● GIVEN TASK: Copy out the listing that follows, exact in every word, and skip the images.

* * * * *

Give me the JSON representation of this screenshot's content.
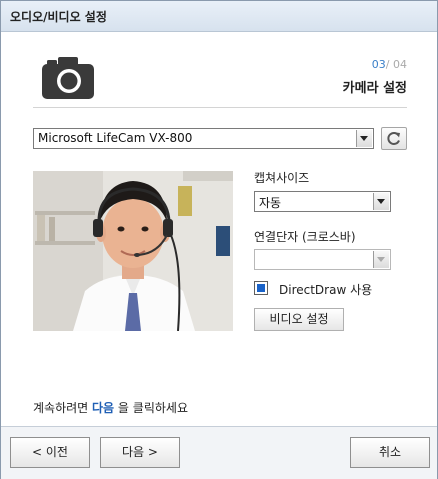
{
  "window": {
    "title": "오디오/비디오 설정"
  },
  "header": {
    "step_current": "03",
    "step_sep": "/",
    "step_total": "04",
    "page_title": "카메라 설정",
    "icon": "camera-icon"
  },
  "device": {
    "selected": "Microsoft LifeCam VX-800",
    "refresh_icon": "refresh-icon"
  },
  "preview": {
    "description_icon": "webcam-preview"
  },
  "capture_size": {
    "label": "캡쳐사이즈",
    "selected": "자동"
  },
  "connector": {
    "label": "연결단자 (크로스바)",
    "selected": ""
  },
  "directdraw": {
    "label": "DirectDraw 사용",
    "checked": true
  },
  "video_settings_button": "비디오 설정",
  "instruction": {
    "before": "계속하려면 ",
    "highlight": "다음",
    "after": " 을 클릭하세요"
  },
  "footer": {
    "prev_label": "< 이전",
    "next_label": "다음 >",
    "cancel_label": "취소"
  },
  "colors": {
    "accent": "#1f5fb5",
    "checkbox_fill": "#1a63c9",
    "step_current": "#3a7fc8"
  }
}
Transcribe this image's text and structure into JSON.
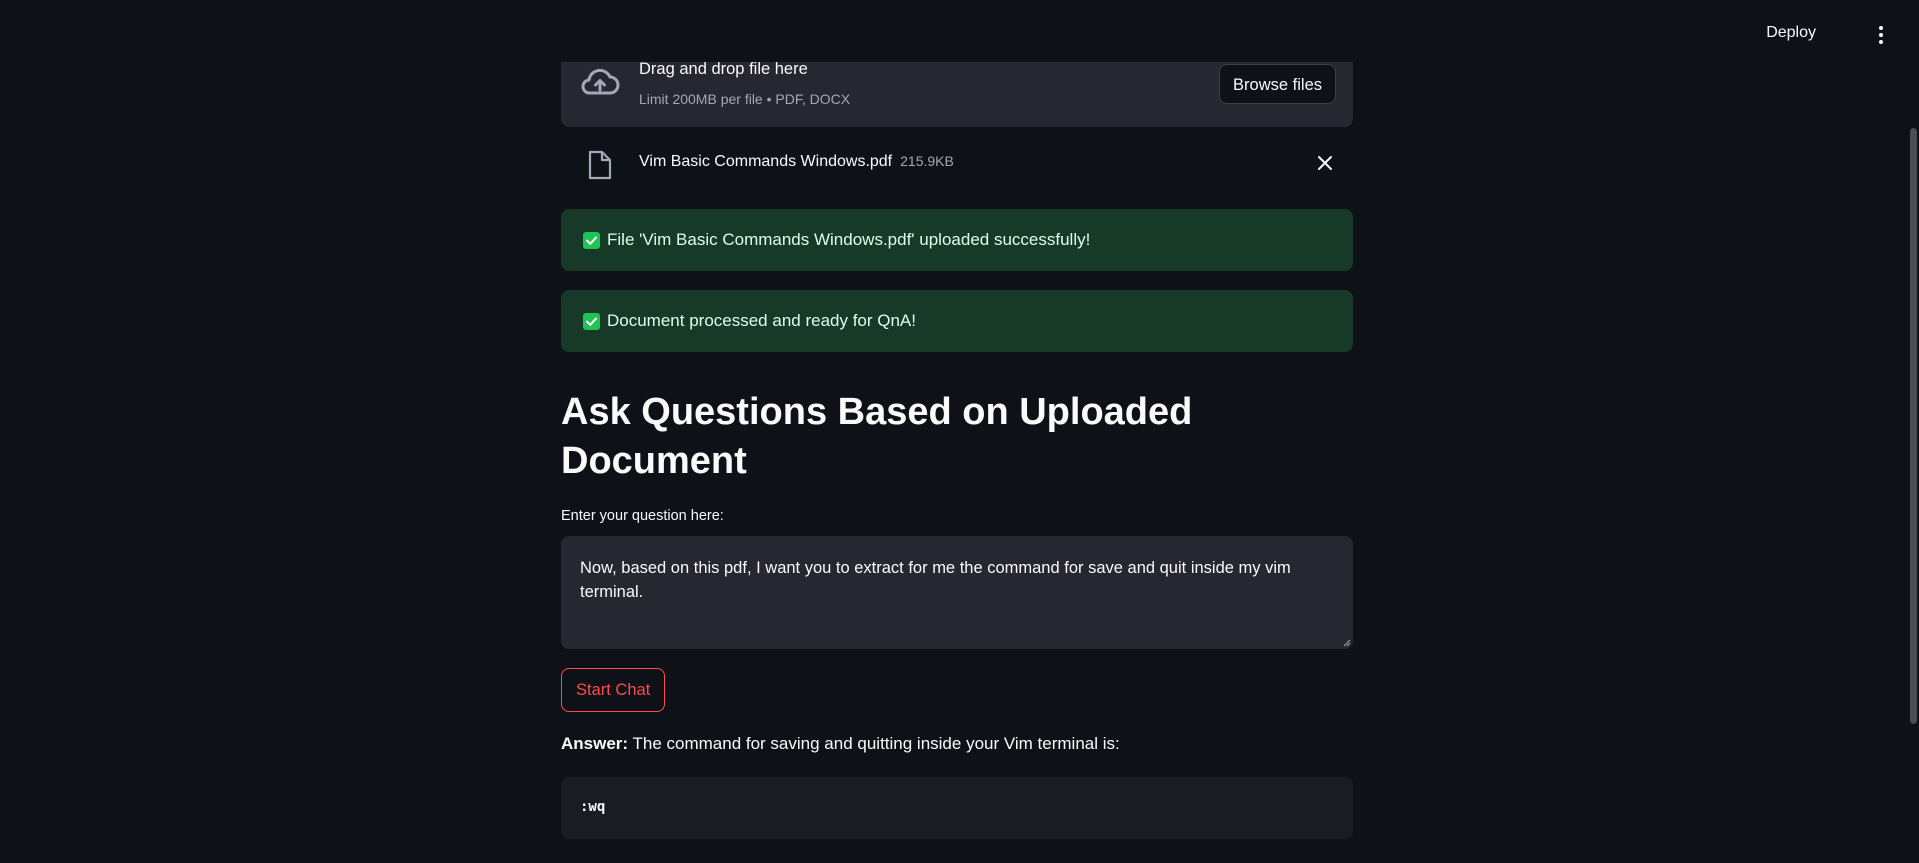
{
  "header": {
    "deploy_label": "Deploy",
    "menu_icon": "kebab-menu-icon"
  },
  "uploader": {
    "title": "Drag and drop file here",
    "subtitle": "Limit 200MB per file • PDF, DOCX",
    "browse_label": "Browse files",
    "icon": "cloud-upload-icon"
  },
  "uploaded_file": {
    "name": "Vim Basic Commands Windows.pdf",
    "size": "215.9KB",
    "icon": "file-icon",
    "remove_icon": "close-icon"
  },
  "alerts": [
    {
      "message": "File 'Vim Basic Commands Windows.pdf' uploaded successfully!",
      "icon": "checkbox-icon"
    },
    {
      "message": "Document processed and ready for QnA!",
      "icon": "checkbox-icon"
    }
  ],
  "qa": {
    "heading": "Ask Questions Based on Uploaded Document",
    "input_label": "Enter your question here:",
    "question": "Now, based on this pdf, I want you to extract for me the command for save and quit inside my vim terminal.",
    "button_label": "Start Chat",
    "answer_label": "Answer:",
    "answer_text": " The command for saving and quitting inside your Vim terminal is:",
    "code": ":wq"
  },
  "colors": {
    "background": "#0e1117",
    "accent": "#ff4b4b",
    "success_bg": "#173928",
    "success_icon": "#21c354"
  }
}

* * * * *

● REPLY:
Give me the JSON representation of this screenshot's content.
{
  "window": {
    "title": "오디오/비디오 설정"
  },
  "header": {
    "step_current": "03",
    "step_sep": "/",
    "step_total": "04",
    "page_title": "카메라 설정",
    "icon": "camera-icon"
  },
  "device": {
    "selected": "Microsoft LifeCam VX-800",
    "refresh_icon": "refresh-icon"
  },
  "preview": {
    "description_icon": "webcam-preview"
  },
  "capture_size": {
    "label": "캡쳐사이즈",
    "selected": "자동"
  },
  "connector": {
    "label": "연결단자 (크로스바)",
    "selected": ""
  },
  "directdraw": {
    "label": "DirectDraw 사용",
    "checked": true
  },
  "video_settings_button": "비디오 설정",
  "instruction": {
    "before": "계속하려면 ",
    "highlight": "다음",
    "after": " 을 클릭하세요"
  },
  "footer": {
    "prev_label": "< 이전",
    "next_label": "다음 >",
    "cancel_label": "취소"
  },
  "colors": {
    "accent": "#1f5fb5",
    "checkbox_fill": "#1a63c9",
    "step_current": "#3a7fc8"
  }
}
Transcribe this image's text and structure into JSON.
{
  "header": {
    "deploy_label": "Deploy",
    "menu_icon": "kebab-menu-icon"
  },
  "uploader": {
    "title": "Drag and drop file here",
    "subtitle": "Limit 200MB per file • PDF, DOCX",
    "browse_label": "Browse files",
    "icon": "cloud-upload-icon"
  },
  "uploaded_file": {
    "name": "Vim Basic Commands Windows.pdf",
    "size": "215.9KB",
    "icon": "file-icon",
    "remove_icon": "close-icon"
  },
  "alerts": [
    {
      "message": "File 'Vim Basic Commands Windows.pdf' uploaded successfully!",
      "icon": "checkbox-icon"
    },
    {
      "message": "Document processed and ready for QnA!",
      "icon": "checkbox-icon"
    }
  ],
  "qa": {
    "heading": "Ask Questions Based on Uploaded Document",
    "input_label": "Enter your question here:",
    "question": "Now, based on this pdf, I want you to extract for me the command for save and quit inside my vim terminal.",
    "button_label": "Start Chat",
    "answer_label": "Answer:",
    "answer_text": " The command for saving and quitting inside your Vim terminal is:",
    "code": ":wq"
  },
  "colors": {
    "background": "#0e1117",
    "accent": "#ff4b4b",
    "success_bg": "#173928",
    "success_icon": "#21c354"
  }
}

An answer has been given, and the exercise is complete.